─── Data records

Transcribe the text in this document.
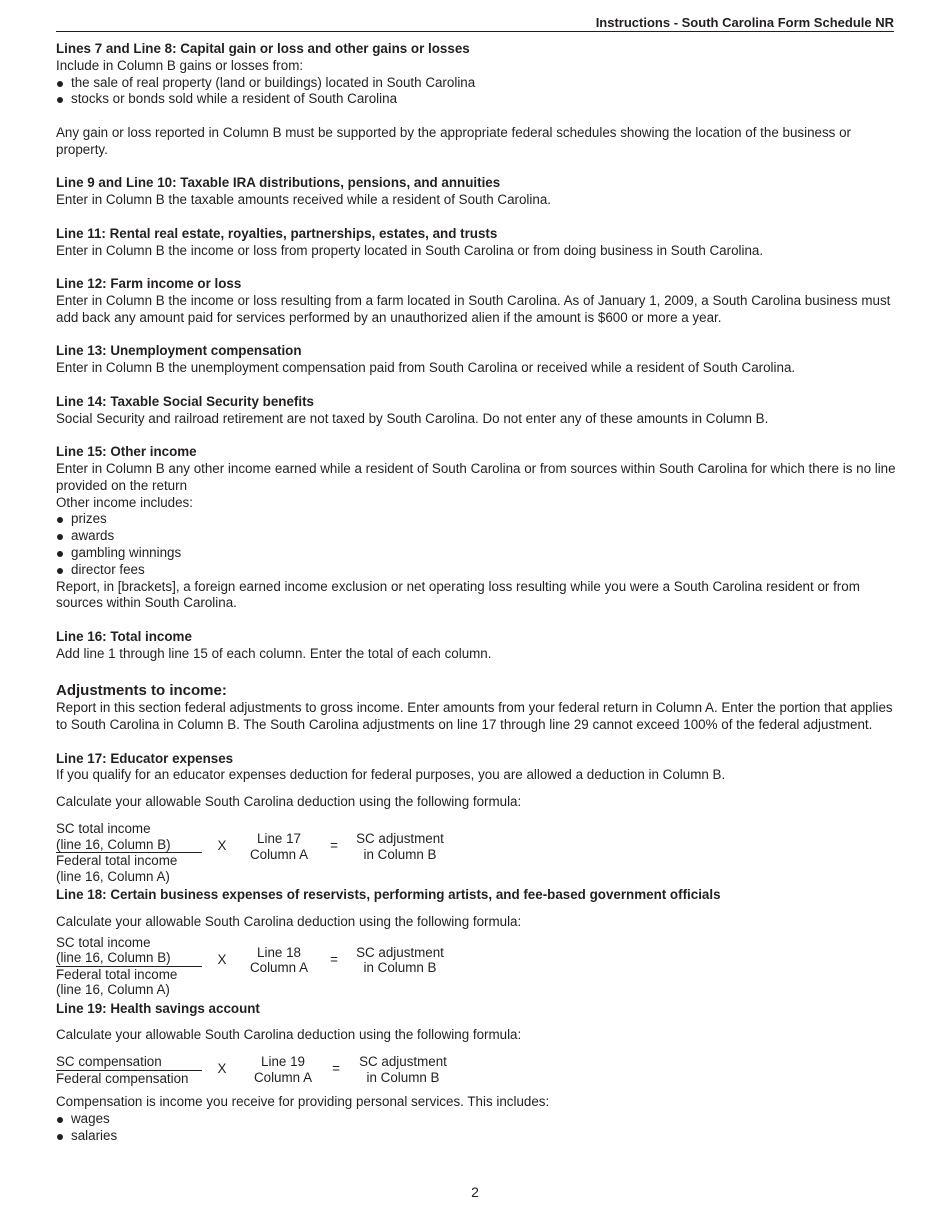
Instructions - South Carolina Form Schedule NR
Lines 7 and Line 8: Capital gain or loss and other gains or losses

Include in Column B gains or losses from:

the sale of real property (land or buildings) located in South Carolina
stocks or bonds sold while a resident of South Carolina

Any gain or loss reported in Column B must be supported by the appropriate federal schedules showing the location of the business or property.

Line 9 and Line 10: Taxable IRA distributions, pensions, and annuities

Enter in Column B the taxable amounts received while a resident of South Carolina.

Line 11: Rental real estate, royalties, partnerships, estates, and trusts

Enter in Column B the income or loss from property located in South Carolina or from doing business in South Carolina.

Line 12: Farm income or loss

Enter in Column B the income or loss resulting from a farm located in South Carolina. As of January 1, 2009, a South Carolina business must add back any amount paid for services performed by an unauthorized alien if the amount is $600 or more a year.

Line 13: Unemployment compensation

Enter in Column B the unemployment compensation paid from South Carolina or received while a resident of South Carolina.

Line 14: Taxable Social Security benefits

Social Security and railroad retirement are not taxed by South Carolina. Do not enter any of these amounts in Column B.

Line 15: Other income

Enter in Column B any other income earned while a resident of South Carolina or from sources within South Carolina for which there is no line provided on the return

Other income includes:

prizes
awards
gambling winnings
director fees

Report, in [brackets], a foreign earned income exclusion or net operating loss resulting while you were a South Carolina resident or from sources within South Carolina.

Line 16: Total income

Add line 1 through line 15 of each column. Enter the total of each column.

Adjustments to income:

Report in this section federal adjustments to gross income. Enter amounts from your federal return in Column A. Enter the portion that applies to South Carolina in Column B. The South Carolina adjustments on line 17 through line 29 cannot exceed 100% of the federal adjustment.

Line 17: Educator expenses

If you qualify for an educator expenses deduction for federal purposes, you are allowed a deduction in Column B.

Calculate your allowable South Carolina deduction using the following formula:

SC total income
(line 16, Column B)
Federal total income
(line 16, Column A)
X	Line 17
Column A
=	SC adjustment
in Column B
Line 18: Certain business expenses of reservists, performing artists, and fee-based government officials

Calculate your allowable South Carolina deduction using the following formula:

SC total income
(line 16, Column B)
Federal total income
(line 16, Column A)
X	Line 18
Column A
=	SC adjustment
in Column B
Line 19: Health savings account

Calculate your allowable South Carolina deduction using the following formula:

SC compensation
Federal compensation
X	Line 19
Column A
=	SC adjustment
in Column B

Compensation is income you receive for providing personal services. This includes:

wages
salaries
2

──────

## Instruction
Output the entries above exactly. Drop the pictures.

## The result
Transcribe the text in this document.
Instructions - South Carolina Form Schedule NR
Lines 7 and Line 8: Capital gain or loss and other gains or losses

Include in Column B gains or losses from:

the sale of real property (land or buildings) located in South Carolina
stocks or bonds sold while a resident of South Carolina

Any gain or loss reported in Column B must be supported by the appropriate federal schedules showing the location of the business or property.

Line 9 and Line 10: Taxable IRA distributions, pensions, and annuities

Enter in Column B the taxable amounts received while a resident of South Carolina.

Line 11: Rental real estate, royalties, partnerships, estates, and trusts

Enter in Column B the income or loss from property located in South Carolina or from doing business in South Carolina.

Line 12: Farm income or loss

Enter in Column B the income or loss resulting from a farm located in South Carolina. As of January 1, 2009, a South Carolina business must add back any amount paid for services performed by an unauthorized alien if the amount is $600 or more a year.

Line 13: Unemployment compensation

Enter in Column B the unemployment compensation paid from South Carolina or received while a resident of South Carolina.

Line 14: Taxable Social Security benefits

Social Security and railroad retirement are not taxed by South Carolina. Do not enter any of these amounts in Column B.

Line 15: Other income

Enter in Column B any other income earned while a resident of South Carolina or from sources within South Carolina for which there is no line provided on the return

Other income includes:

prizes
awards
gambling winnings
director fees

Report, in [brackets], a foreign earned income exclusion or net operating loss resulting while you were a South Carolina resident or from sources within South Carolina.

Line 16: Total income

Add line 1 through line 15 of each column. Enter the total of each column.

Adjustments to income:

Report in this section federal adjustments to gross income. Enter amounts from your federal return in Column A. Enter the portion that applies to South Carolina in Column B. The South Carolina adjustments on line 17 through line 29 cannot exceed 100% of the federal adjustment.

Line 17: Educator expenses

If you qualify for an educator expenses deduction for federal purposes, you are allowed a deduction in Column B.

Calculate your allowable South Carolina deduction using the following formula:

SC total income
(line 16, Column B)
Federal total income
(line 16, Column A)
X	Line 17
Column A
=	SC adjustment
in Column B
Line 18: Certain business expenses of reservists, performing artists, and fee-based government officials

Calculate your allowable South Carolina deduction using the following formula:

SC total income
(line 16, Column B)
Federal total income
(line 16, Column A)
X	Line 18
Column A
=	SC adjustment
in Column B
Line 19: Health savings account

Calculate your allowable South Carolina deduction using the following formula:

SC compensation
Federal compensation
X	Line 19
Column A
=	SC adjustment
in Column B

Compensation is income you receive for providing personal services. This includes:

wages
salaries
2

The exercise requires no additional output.